* **Exercise requirements**
In the records below, work out how many lines hold the word "JSON". Report the number alone.

Data entries for graphics:
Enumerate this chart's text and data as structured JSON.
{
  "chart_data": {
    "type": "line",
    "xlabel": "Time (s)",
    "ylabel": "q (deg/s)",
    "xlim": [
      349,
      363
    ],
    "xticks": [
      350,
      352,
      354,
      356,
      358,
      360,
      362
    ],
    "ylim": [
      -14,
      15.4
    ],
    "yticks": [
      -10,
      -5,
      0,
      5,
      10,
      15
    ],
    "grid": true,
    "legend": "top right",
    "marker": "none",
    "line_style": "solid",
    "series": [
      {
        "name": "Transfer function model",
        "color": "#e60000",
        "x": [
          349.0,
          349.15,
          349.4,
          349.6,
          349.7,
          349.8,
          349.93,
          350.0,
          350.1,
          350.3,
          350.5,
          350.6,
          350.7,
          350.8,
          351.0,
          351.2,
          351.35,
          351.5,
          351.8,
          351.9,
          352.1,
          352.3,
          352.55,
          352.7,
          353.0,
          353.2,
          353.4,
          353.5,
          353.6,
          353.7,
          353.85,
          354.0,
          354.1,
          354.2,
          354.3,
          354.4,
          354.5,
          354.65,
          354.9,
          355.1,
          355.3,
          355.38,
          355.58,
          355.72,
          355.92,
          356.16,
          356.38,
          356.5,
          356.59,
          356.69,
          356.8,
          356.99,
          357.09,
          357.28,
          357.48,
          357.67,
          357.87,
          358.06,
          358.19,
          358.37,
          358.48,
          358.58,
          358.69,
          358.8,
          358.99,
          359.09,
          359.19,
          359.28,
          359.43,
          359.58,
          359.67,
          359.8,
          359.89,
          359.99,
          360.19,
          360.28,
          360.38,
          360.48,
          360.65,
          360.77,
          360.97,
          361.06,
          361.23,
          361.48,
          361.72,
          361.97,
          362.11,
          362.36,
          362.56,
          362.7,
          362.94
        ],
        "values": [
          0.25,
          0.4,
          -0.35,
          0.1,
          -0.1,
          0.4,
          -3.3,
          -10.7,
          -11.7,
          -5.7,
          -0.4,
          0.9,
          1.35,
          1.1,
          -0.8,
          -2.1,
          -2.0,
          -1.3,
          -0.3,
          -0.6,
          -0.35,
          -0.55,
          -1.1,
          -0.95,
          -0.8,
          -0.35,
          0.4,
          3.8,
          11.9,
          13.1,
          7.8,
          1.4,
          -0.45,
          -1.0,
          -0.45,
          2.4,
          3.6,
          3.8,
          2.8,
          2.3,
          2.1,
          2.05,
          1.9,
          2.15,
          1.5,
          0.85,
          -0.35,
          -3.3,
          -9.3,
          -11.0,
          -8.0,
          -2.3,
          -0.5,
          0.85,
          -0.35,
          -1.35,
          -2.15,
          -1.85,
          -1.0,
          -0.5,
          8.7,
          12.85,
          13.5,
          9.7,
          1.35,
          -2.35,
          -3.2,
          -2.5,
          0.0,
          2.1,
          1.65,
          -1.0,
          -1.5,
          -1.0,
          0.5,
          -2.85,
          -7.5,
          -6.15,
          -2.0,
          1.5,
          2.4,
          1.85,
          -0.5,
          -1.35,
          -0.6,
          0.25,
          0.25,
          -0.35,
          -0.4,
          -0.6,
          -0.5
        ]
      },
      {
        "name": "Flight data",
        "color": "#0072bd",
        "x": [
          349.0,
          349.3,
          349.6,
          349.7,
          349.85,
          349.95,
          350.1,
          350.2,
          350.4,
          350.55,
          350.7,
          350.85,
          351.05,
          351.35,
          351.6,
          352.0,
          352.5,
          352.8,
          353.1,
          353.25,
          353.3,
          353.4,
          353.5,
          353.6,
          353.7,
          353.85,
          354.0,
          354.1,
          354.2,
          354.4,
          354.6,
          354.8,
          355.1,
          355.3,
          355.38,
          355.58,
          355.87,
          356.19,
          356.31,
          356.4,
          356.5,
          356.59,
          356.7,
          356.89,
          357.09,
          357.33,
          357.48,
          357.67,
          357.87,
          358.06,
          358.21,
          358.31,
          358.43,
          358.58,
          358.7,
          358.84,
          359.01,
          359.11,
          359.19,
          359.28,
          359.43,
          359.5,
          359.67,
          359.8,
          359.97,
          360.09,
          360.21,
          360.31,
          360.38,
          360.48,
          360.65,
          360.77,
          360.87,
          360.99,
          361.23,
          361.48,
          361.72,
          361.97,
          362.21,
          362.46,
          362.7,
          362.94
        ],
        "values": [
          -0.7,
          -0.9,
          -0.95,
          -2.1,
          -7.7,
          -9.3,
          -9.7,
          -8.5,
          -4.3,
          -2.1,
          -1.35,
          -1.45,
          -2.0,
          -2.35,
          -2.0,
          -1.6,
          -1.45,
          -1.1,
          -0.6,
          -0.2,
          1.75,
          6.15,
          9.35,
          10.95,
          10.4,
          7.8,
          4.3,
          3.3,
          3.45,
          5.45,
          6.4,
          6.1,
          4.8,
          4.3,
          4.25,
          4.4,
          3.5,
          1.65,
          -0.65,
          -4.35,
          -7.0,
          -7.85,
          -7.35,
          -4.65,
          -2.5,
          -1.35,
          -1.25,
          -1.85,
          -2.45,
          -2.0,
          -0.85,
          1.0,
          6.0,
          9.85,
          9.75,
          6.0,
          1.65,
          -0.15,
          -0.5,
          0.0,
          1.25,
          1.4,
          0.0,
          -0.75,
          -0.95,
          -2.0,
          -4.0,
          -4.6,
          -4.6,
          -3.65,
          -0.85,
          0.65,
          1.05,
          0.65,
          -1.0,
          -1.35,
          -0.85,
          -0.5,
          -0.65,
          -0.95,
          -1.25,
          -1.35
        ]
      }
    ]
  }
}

--

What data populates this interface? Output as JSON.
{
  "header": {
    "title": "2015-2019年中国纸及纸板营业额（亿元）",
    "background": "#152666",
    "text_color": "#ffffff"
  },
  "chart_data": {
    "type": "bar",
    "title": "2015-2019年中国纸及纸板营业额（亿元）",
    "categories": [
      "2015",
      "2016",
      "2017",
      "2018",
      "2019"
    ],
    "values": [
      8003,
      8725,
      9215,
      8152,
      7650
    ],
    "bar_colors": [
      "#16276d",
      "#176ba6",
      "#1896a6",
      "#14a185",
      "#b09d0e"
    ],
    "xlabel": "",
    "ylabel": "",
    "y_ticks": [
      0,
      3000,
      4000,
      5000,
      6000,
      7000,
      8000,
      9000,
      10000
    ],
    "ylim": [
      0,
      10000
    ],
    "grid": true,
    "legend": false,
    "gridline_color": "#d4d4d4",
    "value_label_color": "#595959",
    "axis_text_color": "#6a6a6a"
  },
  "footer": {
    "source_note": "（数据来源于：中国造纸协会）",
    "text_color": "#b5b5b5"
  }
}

* **Full answer**
2